[Stated exercise]
Which lines hold the word "text"? Show each of them.

[Dataset records]
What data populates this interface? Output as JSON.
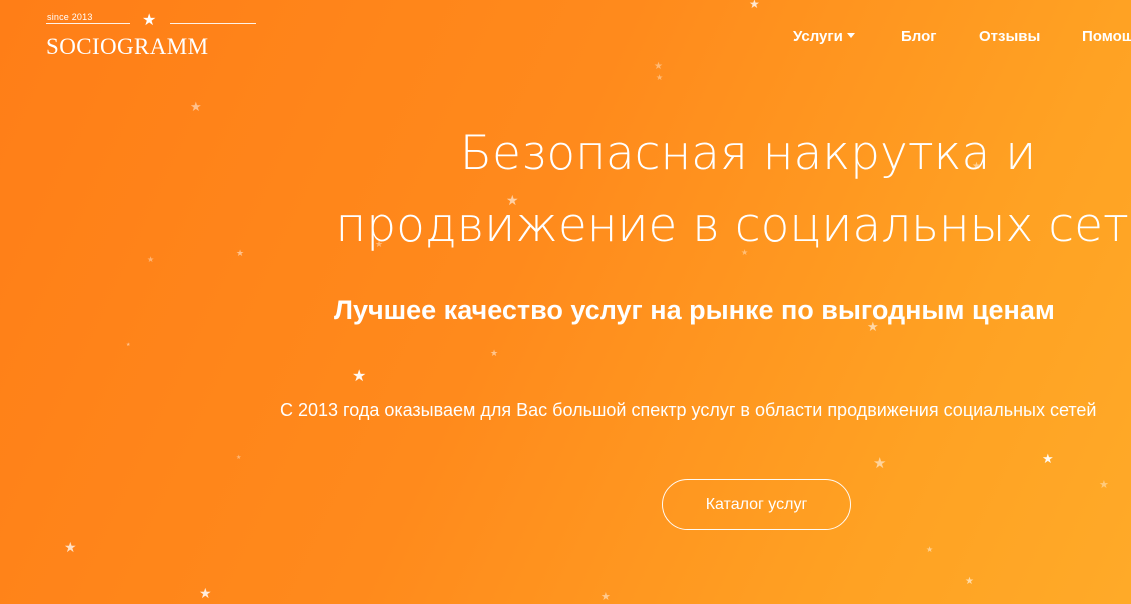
{
  "logo": {
    "since": "since 2013",
    "name": "SOCIOGRAMM",
    "star_icon": "star-icon"
  },
  "nav": {
    "services": "Услуги",
    "blog": "Блог",
    "reviews": "Отзывы",
    "help": "Помощь"
  },
  "hero": {
    "title_line1": "Безопасная накрутка и",
    "title_line2": "продвижение в социальных сетях",
    "subtitle": "Лучшее качество услуг на рынке по выгодным ценам",
    "text": "С 2013 года оказываем для Вас большой спектр услуг в области продвижения социальных сетей",
    "cta": "Каталог услуг"
  },
  "colors": {
    "background_start": "#ff7e17",
    "background_end": "#ffaa28",
    "text": "#ffffff"
  }
}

[Solution for this task]
    "text": "С 2013 года оказываем для Вас большой спектр услуг в области продвижения социальных сетей",
    "text": "#ffffff"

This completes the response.